Examine each line of the data. Copy those that contain the string "JSON".

■ **Dataset records**
· · · · · · ·

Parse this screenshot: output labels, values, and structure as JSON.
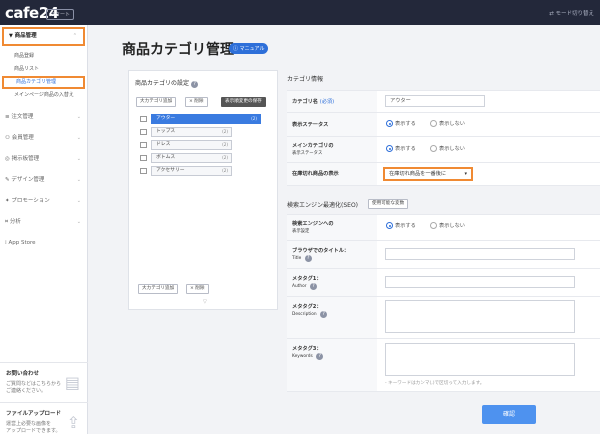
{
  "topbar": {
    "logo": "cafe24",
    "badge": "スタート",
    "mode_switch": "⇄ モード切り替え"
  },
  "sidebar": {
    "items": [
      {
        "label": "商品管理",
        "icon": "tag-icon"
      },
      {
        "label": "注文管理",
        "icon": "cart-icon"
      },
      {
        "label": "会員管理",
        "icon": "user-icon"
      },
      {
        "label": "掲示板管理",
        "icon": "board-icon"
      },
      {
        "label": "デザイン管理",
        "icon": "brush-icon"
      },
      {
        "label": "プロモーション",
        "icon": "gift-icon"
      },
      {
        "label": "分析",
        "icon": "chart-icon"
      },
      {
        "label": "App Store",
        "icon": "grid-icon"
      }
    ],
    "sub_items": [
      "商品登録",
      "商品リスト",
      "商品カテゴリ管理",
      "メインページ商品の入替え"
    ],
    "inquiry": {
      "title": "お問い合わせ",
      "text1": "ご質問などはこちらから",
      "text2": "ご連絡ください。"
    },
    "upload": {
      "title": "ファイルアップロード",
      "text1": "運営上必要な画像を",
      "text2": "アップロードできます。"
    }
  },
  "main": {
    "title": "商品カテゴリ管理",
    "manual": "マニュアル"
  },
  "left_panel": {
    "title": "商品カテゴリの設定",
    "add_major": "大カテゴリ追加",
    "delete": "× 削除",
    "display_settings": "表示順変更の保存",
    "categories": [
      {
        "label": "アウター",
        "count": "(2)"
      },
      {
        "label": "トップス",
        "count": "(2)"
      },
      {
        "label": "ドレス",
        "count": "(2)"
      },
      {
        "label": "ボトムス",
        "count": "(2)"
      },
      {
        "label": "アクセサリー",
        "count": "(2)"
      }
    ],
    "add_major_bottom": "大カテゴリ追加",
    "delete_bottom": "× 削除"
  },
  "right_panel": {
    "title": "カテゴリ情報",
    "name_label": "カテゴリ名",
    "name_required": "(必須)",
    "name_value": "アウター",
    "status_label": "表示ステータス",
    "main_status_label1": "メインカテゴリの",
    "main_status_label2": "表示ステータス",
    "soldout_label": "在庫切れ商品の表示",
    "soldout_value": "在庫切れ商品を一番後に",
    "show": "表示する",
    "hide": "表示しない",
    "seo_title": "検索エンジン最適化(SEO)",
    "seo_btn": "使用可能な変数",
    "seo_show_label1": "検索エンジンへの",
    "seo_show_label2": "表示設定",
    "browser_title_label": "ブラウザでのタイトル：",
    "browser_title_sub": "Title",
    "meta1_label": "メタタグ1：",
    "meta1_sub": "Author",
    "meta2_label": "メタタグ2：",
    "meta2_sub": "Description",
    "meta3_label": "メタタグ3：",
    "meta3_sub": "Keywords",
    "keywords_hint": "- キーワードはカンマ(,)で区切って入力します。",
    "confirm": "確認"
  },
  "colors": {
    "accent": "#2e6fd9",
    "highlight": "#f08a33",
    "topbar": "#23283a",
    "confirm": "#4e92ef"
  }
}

· · · · · · ·

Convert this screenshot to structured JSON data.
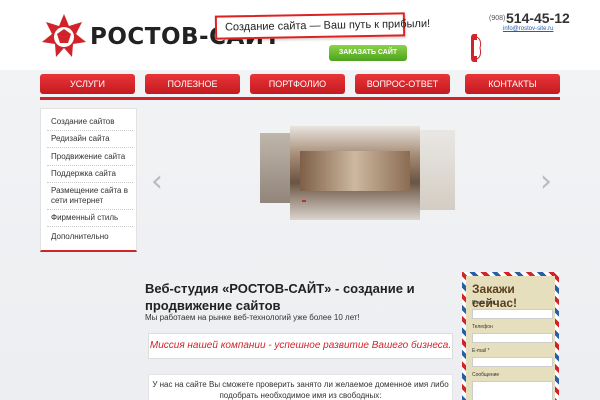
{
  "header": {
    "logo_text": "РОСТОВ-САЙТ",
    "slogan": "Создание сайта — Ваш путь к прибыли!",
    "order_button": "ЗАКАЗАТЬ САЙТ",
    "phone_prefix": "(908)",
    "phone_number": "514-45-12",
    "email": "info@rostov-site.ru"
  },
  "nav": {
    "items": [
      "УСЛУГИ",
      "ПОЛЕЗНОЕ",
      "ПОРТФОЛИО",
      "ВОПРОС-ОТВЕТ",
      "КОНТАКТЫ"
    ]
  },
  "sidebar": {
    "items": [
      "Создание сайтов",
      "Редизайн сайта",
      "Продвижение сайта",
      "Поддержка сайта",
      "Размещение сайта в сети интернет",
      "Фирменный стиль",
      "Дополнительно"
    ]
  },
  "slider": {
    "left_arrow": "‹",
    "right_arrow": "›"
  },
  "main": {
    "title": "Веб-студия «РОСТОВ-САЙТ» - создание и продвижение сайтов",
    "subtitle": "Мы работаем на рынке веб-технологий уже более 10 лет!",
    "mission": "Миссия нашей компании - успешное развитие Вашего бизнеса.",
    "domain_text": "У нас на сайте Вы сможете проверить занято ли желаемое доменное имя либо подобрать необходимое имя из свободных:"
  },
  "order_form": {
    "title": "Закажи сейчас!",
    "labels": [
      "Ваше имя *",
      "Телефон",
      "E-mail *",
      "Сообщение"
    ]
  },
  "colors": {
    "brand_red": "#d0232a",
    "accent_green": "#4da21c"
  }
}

· · · · · · ·

■ **Complete answer**
Parse this screenshot: output labels, values, and structure as JSON.
Convert this screenshot to structured JSON data.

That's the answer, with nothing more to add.